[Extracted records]
>> Begin
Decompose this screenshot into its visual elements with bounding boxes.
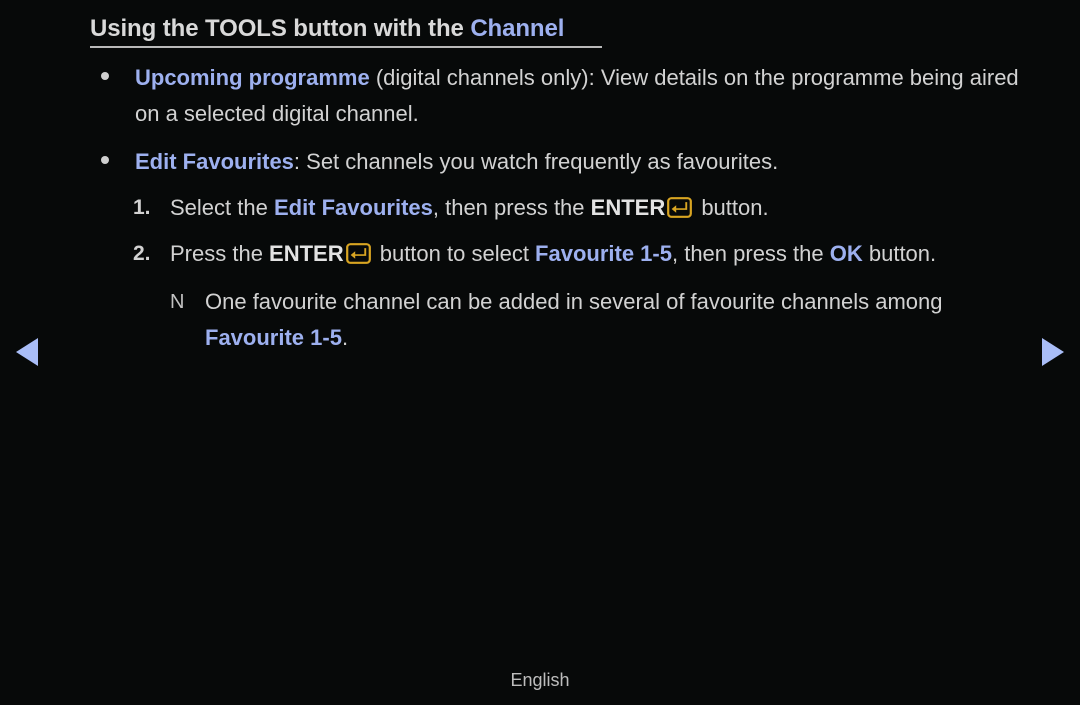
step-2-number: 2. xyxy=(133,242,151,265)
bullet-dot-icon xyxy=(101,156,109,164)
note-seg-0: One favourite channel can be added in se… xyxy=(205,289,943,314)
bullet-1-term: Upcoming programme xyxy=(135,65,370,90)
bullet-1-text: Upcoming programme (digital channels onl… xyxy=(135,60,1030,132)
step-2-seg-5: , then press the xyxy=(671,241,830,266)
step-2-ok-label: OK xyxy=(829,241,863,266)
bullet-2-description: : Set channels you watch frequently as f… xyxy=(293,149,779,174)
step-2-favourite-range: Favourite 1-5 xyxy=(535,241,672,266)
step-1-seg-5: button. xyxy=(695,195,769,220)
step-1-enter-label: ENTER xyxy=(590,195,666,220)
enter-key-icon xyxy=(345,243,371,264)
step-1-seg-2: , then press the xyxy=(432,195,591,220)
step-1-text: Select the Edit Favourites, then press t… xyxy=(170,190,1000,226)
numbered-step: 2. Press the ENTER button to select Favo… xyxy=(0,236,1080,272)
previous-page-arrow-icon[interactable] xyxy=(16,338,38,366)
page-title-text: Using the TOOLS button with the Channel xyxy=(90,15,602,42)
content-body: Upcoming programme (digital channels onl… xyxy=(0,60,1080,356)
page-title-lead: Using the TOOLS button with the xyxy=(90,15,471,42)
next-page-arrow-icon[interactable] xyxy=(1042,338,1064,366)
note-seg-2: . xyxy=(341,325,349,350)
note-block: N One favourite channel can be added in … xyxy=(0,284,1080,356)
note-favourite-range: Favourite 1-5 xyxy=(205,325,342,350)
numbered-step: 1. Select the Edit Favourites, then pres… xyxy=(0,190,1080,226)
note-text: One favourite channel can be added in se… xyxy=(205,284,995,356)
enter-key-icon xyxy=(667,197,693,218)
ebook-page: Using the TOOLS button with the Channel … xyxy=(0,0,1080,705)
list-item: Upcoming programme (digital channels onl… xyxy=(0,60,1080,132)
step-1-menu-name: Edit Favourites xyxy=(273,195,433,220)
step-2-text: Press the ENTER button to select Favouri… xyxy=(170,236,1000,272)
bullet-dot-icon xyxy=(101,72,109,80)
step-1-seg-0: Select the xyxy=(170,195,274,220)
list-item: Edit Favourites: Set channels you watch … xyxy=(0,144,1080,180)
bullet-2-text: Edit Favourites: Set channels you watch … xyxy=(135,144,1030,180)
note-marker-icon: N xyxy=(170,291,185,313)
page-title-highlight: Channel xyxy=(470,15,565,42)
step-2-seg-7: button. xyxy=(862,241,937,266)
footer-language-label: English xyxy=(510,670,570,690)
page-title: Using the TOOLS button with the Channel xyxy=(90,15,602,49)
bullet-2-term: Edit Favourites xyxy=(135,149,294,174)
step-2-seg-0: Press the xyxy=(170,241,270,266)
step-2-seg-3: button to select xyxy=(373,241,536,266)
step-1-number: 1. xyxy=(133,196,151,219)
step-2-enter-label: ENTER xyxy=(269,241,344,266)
>> End
>> Begin
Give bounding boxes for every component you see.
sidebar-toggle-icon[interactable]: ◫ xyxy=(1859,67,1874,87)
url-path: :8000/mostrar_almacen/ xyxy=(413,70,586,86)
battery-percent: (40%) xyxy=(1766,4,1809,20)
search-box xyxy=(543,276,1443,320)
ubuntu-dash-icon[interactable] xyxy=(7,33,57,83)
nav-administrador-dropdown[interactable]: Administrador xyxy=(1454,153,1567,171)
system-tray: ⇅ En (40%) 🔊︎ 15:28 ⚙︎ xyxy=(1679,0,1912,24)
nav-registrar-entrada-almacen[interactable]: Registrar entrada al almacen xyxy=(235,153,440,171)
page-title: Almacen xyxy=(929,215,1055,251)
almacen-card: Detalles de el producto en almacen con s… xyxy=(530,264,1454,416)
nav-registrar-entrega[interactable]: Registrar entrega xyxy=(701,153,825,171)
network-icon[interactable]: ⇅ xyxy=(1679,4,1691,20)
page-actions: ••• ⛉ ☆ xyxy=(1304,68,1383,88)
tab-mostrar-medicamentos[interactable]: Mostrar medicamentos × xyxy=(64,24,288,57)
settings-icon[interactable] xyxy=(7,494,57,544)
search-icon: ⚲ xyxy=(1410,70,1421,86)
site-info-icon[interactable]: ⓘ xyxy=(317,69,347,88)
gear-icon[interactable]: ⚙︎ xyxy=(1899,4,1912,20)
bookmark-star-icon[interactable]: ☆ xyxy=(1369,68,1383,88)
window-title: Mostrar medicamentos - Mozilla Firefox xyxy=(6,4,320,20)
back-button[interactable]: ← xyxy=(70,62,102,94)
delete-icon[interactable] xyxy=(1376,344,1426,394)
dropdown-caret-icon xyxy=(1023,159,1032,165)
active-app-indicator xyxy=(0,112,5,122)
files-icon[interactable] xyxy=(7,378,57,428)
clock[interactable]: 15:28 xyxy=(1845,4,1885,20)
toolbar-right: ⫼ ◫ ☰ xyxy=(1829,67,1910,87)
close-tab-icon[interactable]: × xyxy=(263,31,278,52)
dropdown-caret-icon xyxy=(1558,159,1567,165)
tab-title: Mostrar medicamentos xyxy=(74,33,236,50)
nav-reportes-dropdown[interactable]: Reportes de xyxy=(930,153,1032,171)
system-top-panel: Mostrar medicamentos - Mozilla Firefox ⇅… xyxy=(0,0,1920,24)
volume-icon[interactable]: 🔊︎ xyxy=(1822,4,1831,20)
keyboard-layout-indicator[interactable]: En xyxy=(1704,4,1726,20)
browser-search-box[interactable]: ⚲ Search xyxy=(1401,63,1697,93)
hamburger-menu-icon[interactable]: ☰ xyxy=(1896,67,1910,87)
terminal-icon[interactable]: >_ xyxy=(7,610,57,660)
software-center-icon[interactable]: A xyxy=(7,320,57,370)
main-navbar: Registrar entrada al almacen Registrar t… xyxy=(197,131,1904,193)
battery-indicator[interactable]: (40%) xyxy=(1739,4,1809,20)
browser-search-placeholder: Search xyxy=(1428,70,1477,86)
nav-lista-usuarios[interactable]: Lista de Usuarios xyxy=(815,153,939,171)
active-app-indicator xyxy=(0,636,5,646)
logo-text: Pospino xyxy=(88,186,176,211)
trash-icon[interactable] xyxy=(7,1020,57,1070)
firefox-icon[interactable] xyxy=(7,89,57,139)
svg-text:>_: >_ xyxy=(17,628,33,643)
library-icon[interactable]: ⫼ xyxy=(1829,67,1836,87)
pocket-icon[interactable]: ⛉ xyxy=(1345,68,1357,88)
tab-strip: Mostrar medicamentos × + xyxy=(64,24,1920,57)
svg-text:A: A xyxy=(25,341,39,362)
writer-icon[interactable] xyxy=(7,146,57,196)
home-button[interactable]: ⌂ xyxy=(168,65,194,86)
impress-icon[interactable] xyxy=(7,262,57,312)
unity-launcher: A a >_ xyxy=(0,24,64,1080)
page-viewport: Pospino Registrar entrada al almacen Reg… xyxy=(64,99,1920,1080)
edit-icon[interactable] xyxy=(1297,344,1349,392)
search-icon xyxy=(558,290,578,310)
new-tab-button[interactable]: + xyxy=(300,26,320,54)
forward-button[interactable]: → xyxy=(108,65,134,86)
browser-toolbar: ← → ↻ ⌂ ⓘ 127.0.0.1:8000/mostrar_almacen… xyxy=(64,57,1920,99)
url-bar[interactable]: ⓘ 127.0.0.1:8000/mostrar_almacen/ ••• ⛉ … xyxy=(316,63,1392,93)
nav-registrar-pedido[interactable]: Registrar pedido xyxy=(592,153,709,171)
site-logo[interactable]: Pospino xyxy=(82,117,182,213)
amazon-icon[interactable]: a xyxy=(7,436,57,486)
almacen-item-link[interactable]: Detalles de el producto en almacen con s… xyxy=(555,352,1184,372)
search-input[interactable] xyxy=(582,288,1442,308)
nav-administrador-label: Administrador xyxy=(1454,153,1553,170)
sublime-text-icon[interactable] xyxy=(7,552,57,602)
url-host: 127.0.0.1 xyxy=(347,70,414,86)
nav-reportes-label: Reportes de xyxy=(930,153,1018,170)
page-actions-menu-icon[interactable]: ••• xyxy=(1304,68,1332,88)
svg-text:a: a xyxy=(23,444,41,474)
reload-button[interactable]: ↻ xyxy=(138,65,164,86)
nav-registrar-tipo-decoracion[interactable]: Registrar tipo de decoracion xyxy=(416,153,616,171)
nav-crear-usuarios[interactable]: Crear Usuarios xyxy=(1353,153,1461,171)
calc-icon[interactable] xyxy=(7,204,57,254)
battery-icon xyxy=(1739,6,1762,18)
>> End
Copy out the data word for word, everything from the line containing "Give bounding boxes" down to the line containing "bookmark-star-icon[interactable]: ☆ xyxy=(1369,68,1383,88)", including both of those lines.

Give bounding boxes for every component you see.
sidebar-toggle-icon[interactable]: ◫ xyxy=(1859,67,1874,87)
url-path: :8000/mostrar_almacen/ xyxy=(413,70,586,86)
battery-percent: (40%) xyxy=(1766,4,1809,20)
search-box xyxy=(543,276,1443,320)
ubuntu-dash-icon[interactable] xyxy=(7,33,57,83)
nav-administrador-dropdown[interactable]: Administrador xyxy=(1454,153,1567,171)
system-tray: ⇅ En (40%) 🔊︎ 15:28 ⚙︎ xyxy=(1679,0,1912,24)
nav-registrar-entrada-almacen[interactable]: Registrar entrada al almacen xyxy=(235,153,440,171)
page-title: Almacen xyxy=(929,215,1055,251)
almacen-card: Detalles de el producto en almacen con s… xyxy=(530,264,1454,416)
nav-registrar-entrega[interactable]: Registrar entrega xyxy=(701,153,825,171)
network-icon[interactable]: ⇅ xyxy=(1679,4,1691,20)
page-actions: ••• ⛉ ☆ xyxy=(1304,68,1383,88)
tab-mostrar-medicamentos[interactable]: Mostrar medicamentos × xyxy=(64,24,288,57)
settings-icon[interactable] xyxy=(7,494,57,544)
search-icon: ⚲ xyxy=(1410,70,1421,86)
site-info-icon[interactable]: ⓘ xyxy=(317,69,347,88)
gear-icon[interactable]: ⚙︎ xyxy=(1899,4,1912,20)
bookmark-star-icon[interactable]: ☆ xyxy=(1369,68,1383,88)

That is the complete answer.